Extracted data entries:
========
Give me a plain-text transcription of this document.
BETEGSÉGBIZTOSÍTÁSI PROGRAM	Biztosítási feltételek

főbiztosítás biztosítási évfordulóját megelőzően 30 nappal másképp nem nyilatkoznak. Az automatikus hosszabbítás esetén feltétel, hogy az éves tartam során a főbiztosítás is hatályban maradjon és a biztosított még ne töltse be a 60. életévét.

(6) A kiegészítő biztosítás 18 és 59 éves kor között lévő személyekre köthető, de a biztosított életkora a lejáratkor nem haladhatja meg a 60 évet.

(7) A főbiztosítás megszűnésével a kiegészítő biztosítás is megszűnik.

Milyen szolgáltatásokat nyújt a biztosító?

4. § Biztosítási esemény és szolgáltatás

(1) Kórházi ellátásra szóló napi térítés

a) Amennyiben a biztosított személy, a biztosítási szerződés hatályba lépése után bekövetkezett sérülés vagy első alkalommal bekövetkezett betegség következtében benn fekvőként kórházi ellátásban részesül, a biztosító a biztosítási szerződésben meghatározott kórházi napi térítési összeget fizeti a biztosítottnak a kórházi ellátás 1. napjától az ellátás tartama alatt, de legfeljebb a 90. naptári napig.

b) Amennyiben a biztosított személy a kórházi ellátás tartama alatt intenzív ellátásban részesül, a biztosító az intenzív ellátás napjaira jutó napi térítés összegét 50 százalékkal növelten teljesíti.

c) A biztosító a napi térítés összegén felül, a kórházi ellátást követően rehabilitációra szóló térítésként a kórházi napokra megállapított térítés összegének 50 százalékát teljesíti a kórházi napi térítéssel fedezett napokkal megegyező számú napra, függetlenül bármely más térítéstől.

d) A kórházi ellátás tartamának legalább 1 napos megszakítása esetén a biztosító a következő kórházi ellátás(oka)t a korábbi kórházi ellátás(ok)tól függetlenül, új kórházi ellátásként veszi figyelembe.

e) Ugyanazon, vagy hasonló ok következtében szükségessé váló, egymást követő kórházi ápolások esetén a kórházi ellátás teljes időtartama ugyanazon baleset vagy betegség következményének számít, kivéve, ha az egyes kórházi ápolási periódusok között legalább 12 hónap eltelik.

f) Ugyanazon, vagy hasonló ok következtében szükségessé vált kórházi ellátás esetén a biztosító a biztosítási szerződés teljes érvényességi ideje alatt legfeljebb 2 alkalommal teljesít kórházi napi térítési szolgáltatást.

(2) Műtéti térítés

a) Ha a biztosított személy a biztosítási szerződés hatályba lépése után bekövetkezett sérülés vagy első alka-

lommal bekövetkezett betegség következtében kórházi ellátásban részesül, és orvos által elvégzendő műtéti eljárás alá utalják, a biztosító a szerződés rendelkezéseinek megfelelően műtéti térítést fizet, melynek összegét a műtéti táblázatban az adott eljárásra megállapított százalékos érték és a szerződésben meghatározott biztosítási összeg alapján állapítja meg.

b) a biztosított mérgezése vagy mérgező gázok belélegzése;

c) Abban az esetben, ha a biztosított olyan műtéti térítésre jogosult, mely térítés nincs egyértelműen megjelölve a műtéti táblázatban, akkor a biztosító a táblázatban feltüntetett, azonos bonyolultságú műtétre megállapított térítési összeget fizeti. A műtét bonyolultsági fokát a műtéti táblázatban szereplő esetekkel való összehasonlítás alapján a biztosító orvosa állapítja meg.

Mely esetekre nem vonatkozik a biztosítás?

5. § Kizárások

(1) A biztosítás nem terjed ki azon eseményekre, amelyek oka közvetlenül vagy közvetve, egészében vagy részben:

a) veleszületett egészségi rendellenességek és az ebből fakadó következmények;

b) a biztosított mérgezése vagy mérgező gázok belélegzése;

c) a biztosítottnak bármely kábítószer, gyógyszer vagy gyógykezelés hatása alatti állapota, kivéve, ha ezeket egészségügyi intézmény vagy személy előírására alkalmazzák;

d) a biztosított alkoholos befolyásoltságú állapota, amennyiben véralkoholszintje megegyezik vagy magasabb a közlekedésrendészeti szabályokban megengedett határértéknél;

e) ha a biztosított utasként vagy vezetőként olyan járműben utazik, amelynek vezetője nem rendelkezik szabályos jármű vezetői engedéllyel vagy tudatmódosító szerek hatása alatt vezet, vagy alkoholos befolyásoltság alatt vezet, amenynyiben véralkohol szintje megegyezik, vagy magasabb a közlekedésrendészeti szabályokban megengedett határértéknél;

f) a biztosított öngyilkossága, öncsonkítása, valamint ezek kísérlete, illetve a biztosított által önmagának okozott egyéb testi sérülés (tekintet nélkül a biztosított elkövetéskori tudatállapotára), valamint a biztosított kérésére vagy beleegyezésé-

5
========
WHAT IS EXPECTED >> Reproduce the data in full, exactly as presented.

COMPLETE RESPONSE >>
Give me a plain-text transcription of this document.
BETEGSÉGBIZTOSÍTÁSI PROGRAM	Biztosítási feltételek

főbiztosítás biztosítási évfordulóját megelőzően 30 nappal másképp nem nyilatkoznak. Az automatikus hosszabbítás esetén feltétel, hogy az éves tartam során a főbiztosítás is hatályban maradjon és a biztosított még ne töltse be a 60. életévét.

(6) A kiegészítő biztosítás 18 és 59 éves kor között lévő személyekre köthető, de a biztosított életkora a lejáratkor nem haladhatja meg a 60 évet.

(7) A főbiztosítás megszűnésével a kiegészítő biztosítás is megszűnik.

Milyen szolgáltatásokat nyújt a biztosító?

4. § Biztosítási esemény és szolgáltatás

(1) Kórházi ellátásra szóló napi térítés

a) Amennyiben a biztosított személy, a biztosítási szerződés hatályba lépése után bekövetkezett sérülés vagy első alkalommal bekövetkezett betegség következtében benn fekvőként kórházi ellátásban részesül, a biztosító a biztosítási szerződésben meghatározott kórházi napi térítési összeget fizeti a biztosítottnak a kórházi ellátás 1. napjától az ellátás tartama alatt, de legfeljebb a 90. naptári napig.

b) Amennyiben a biztosított személy a kórházi ellátás tartama alatt intenzív ellátásban részesül, a biztosító az intenzív ellátás napjaira jutó napi térítés összegét 50 százalékkal növelten teljesíti.

c) A biztosító a napi térítés összegén felül, a kórházi ellátást követően rehabilitációra szóló térítésként a kórházi napokra megállapított térítés összegének 50 százalékát teljesíti a kórházi napi térítéssel fedezett napokkal megegyező számú napra, függetlenül bármely más térítéstől.

d) A kórházi ellátás tartamának legalább 1 napos megszakítása esetén a biztosító a következő kórházi ellátás(oka)t a korábbi kórházi ellátás(ok)tól függetlenül, új kórházi ellátásként veszi figyelembe.

e) Ugyanazon, vagy hasonló ok következtében szükségessé váló, egymást követő kórházi ápolások esetén a kórházi ellátás teljes időtartama ugyanazon baleset vagy betegség következményének számít, kivéve, ha az egyes kórházi ápolási periódusok között legalább 12 hónap eltelik.

f) Ugyanazon, vagy hasonló ok következtében szükségessé vált kórházi ellátás esetén a biztosító a biztosítási szerződés teljes érvényességi ideje alatt legfeljebb 2 alkalommal teljesít kórházi napi térítési szolgáltatást.

(2) Műtéti térítés

a) Ha a biztosított személy a biztosítási szerződés hatályba lépése után bekövetkezett sérülés vagy első alka-

lommal bekövetkezett betegség következtében kórházi ellátásban részesül, és orvos által elvégzendő műtéti eljárás alá utalják, a biztosító a szerződés rendelkezéseinek megfelelően műtéti térítést fizet, melynek összegét a műtéti táblázatban az adott eljárásra megállapított százalékos érték és a szerződésben meghatározott biztosítási összeg alapján állapítja meg.

b) a biztosított mérgezése vagy mérgező gázok belélegzése;

c) Abban az esetben, ha a biztosított olyan műtéti térítésre jogosult, mely térítés nincs egyértelműen megjelölve a műtéti táblázatban, akkor a biztosító a táblázatban feltüntetett, azonos bonyolultságú műtétre megállapított térítési összeget fizeti. A műtét bonyolultsági fokát a műtéti táblázatban szereplő esetekkel való összehasonlítás alapján a biztosító orvosa állapítja meg.

Mely esetekre nem vonatkozik a biztosítás?

5. § Kizárások

(1) A biztosítás nem terjed ki azon eseményekre, amelyek oka közvetlenül vagy közvetve, egészében vagy részben:

a) veleszületett egészségi rendellenességek és az ebből fakadó következmények;

b) a biztosított mérgezése vagy mérgező gázok belélegzése;

c) a biztosítottnak bármely kábítószer, gyógyszer vagy gyógykezelés hatása alatti állapota, kivéve, ha ezeket egészségügyi intézmény vagy személy előírására alkalmazzák;

d) a biztosított alkoholos befolyásoltságú állapota, amennyiben véralkoholszintje megegyezik vagy magasabb a közlekedésrendészeti szabályokban megengedett határértéknél;

e) ha a biztosított utasként vagy vezetőként olyan járműben utazik, amelynek vezetője nem rendelkezik szabályos jármű vezetői engedéllyel vagy tudatmódosító szerek hatása alatt vezet, vagy alkoholos befolyásoltság alatt vezet, amenynyiben véralkohol szintje megegyezik, vagy magasabb a közlekedésrendészeti szabályokban megengedett határértéknél;

f) a biztosított öngyilkossága, öncsonkítása, valamint ezek kísérlete, illetve a biztosított által önmagának okozott egyéb testi sérülés (tekintet nélkül a biztosított elkövetéskori tudatállapotára), valamint a biztosított kérésére vagy beleegyezésé-

5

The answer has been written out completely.